_Records to process_
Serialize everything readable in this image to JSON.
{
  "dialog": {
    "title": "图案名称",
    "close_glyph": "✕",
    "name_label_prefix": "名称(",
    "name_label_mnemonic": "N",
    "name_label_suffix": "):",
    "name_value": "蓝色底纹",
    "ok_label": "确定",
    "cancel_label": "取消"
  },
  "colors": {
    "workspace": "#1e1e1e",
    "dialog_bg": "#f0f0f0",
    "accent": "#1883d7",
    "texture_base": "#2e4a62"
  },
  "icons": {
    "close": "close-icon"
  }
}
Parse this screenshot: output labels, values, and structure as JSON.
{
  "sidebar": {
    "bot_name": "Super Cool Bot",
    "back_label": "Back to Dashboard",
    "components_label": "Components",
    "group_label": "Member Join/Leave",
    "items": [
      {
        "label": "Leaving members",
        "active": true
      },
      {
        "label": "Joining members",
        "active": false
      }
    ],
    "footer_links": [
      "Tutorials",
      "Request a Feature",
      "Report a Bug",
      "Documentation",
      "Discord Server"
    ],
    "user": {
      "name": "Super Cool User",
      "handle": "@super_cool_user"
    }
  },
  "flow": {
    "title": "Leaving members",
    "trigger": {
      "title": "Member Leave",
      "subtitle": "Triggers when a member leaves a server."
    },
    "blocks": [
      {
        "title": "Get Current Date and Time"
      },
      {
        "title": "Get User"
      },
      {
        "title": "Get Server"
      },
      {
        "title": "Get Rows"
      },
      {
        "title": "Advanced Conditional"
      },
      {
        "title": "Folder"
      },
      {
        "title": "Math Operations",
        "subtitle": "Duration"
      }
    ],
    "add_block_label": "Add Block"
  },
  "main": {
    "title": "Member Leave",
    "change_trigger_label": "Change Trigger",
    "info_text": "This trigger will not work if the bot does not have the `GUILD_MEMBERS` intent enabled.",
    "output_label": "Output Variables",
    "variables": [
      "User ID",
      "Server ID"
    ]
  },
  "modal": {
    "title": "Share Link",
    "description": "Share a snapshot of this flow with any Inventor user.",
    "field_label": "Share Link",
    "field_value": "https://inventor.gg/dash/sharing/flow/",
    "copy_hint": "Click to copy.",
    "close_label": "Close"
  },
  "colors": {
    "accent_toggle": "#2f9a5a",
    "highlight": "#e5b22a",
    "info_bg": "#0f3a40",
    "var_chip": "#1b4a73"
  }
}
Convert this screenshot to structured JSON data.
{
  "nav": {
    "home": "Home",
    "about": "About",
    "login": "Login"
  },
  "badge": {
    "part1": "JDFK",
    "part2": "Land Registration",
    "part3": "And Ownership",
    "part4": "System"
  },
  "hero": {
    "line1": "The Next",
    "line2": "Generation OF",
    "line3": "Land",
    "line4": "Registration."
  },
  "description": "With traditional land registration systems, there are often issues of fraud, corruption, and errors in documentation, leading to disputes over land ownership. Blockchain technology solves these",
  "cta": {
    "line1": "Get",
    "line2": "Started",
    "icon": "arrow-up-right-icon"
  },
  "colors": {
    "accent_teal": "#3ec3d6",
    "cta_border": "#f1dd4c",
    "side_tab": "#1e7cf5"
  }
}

_Directions_
Using the material above, reproduce exactly the line that contains "Convert this screenshot" and all lines after it through the last one, and only those.

_Task response_
Convert this screenshot to structured JSON data.
{
  "nav": {
    "home": "Home",
    "about": "About",
    "login": "Login"
  },
  "badge": {
    "part1": "JDFK",
    "part2": "Land Registration",
    "part3": "And Ownership",
    "part4": "System"
  },
  "hero": {
    "line1": "The Next",
    "line2": "Generation OF",
    "line3": "Land",
    "line4": "Registration."
  },
  "description": "With traditional land registration systems, there are often issues of fraud, corruption, and errors in documentation, leading to disputes over land ownership. Blockchain technology solves these",
  "cta": {
    "line1": "Get",
    "line2": "Started",
    "icon": "arrow-up-right-icon"
  },
  "colors": {
    "accent_teal": "#3ec3d6",
    "cta_border": "#f1dd4c",
    "side_tab": "#1e7cf5"
  }
}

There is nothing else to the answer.